-------- STORED ROWS
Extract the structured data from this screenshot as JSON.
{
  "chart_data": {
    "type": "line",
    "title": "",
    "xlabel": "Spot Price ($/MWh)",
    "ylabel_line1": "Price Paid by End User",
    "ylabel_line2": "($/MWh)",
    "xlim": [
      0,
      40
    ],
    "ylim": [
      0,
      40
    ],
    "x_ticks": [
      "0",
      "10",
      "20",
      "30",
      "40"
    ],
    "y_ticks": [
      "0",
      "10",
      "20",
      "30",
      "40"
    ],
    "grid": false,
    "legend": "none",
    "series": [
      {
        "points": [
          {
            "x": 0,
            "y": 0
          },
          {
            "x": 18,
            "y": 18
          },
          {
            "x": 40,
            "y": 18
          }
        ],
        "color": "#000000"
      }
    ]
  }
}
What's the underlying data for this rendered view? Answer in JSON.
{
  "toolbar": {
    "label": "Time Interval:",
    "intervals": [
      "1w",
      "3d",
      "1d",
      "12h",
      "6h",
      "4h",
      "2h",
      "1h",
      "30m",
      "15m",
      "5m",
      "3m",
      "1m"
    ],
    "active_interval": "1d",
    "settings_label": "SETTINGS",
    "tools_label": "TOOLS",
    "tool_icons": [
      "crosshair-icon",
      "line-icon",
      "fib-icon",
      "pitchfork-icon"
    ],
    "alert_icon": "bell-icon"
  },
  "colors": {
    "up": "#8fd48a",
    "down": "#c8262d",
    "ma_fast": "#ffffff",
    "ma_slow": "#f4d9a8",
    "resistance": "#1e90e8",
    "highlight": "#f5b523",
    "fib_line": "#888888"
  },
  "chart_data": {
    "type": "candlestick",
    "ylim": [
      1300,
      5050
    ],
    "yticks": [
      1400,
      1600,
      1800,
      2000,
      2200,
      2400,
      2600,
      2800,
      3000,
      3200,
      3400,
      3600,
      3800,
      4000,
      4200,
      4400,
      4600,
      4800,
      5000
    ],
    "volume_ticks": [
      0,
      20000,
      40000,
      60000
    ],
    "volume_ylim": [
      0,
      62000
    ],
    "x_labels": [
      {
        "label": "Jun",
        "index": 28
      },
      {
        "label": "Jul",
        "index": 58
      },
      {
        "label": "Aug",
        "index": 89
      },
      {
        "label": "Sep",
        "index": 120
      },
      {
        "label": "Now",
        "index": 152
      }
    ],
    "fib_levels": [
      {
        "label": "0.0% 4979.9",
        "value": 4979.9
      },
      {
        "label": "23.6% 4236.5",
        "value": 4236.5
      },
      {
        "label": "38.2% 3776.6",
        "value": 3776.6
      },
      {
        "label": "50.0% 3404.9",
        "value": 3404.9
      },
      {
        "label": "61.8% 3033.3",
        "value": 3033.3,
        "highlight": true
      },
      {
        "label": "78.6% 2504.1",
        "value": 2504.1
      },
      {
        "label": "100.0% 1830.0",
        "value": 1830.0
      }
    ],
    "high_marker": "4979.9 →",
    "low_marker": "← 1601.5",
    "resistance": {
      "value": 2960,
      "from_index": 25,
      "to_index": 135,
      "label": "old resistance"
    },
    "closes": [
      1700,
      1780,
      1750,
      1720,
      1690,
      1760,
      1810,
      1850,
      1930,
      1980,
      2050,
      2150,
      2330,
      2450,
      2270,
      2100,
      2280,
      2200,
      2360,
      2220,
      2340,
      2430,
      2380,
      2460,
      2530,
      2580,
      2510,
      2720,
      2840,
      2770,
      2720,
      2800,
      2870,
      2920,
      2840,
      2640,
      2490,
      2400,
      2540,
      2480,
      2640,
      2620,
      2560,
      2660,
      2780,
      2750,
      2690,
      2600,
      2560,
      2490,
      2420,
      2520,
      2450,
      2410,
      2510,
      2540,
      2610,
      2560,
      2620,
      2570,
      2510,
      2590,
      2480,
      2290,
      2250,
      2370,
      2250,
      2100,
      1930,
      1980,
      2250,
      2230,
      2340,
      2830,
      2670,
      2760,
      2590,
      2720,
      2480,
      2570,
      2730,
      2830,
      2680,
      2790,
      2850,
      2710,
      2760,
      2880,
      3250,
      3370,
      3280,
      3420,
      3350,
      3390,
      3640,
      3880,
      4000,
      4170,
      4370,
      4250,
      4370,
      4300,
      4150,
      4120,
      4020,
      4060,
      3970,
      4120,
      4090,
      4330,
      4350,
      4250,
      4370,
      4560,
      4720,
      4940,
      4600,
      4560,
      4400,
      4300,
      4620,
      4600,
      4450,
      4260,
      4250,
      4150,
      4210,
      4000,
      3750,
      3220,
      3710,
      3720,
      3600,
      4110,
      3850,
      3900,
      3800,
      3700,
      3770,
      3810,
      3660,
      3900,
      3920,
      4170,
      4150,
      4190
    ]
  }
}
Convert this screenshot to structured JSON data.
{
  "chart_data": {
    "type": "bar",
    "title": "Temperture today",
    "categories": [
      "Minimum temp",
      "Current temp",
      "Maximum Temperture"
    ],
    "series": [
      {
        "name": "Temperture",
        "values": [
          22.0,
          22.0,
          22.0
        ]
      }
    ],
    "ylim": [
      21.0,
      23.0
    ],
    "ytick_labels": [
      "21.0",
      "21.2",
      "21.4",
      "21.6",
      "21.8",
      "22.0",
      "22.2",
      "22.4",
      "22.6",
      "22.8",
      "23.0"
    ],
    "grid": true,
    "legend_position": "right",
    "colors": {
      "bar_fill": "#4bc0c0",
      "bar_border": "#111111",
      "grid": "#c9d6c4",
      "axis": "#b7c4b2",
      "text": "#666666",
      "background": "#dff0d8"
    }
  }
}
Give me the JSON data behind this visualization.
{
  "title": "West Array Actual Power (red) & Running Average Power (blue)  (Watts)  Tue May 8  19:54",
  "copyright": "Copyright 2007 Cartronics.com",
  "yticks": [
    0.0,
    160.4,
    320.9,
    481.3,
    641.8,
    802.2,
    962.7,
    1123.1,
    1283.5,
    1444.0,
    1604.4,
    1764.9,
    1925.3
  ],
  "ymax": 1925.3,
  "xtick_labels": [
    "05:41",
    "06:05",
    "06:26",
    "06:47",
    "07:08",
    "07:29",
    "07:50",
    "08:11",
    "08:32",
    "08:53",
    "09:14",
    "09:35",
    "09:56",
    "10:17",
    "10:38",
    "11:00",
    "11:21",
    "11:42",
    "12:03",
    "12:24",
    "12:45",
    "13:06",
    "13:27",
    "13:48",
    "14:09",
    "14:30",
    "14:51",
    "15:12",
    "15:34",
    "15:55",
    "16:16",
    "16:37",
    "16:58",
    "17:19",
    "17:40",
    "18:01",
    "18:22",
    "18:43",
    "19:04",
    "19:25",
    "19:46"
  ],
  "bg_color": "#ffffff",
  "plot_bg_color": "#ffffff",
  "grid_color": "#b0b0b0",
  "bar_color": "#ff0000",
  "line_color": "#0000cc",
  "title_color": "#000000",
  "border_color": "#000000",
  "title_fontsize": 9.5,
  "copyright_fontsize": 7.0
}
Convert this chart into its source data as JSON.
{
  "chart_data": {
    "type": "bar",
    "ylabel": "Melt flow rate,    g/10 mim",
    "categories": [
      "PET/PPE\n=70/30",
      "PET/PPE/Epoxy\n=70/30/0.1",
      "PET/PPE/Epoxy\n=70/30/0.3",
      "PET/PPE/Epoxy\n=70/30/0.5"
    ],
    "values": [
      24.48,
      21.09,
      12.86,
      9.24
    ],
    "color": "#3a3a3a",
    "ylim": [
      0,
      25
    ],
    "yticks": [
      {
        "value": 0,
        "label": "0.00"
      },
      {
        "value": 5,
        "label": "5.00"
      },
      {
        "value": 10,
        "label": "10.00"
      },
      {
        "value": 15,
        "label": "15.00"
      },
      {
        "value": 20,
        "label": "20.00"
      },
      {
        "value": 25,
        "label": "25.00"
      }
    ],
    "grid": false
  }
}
----------------
WORK TO BE COMPLETED
What is the number of lines in this listing that contain the word "JSON"? Answer with that number and nothing else.

FULL OUTPUT
5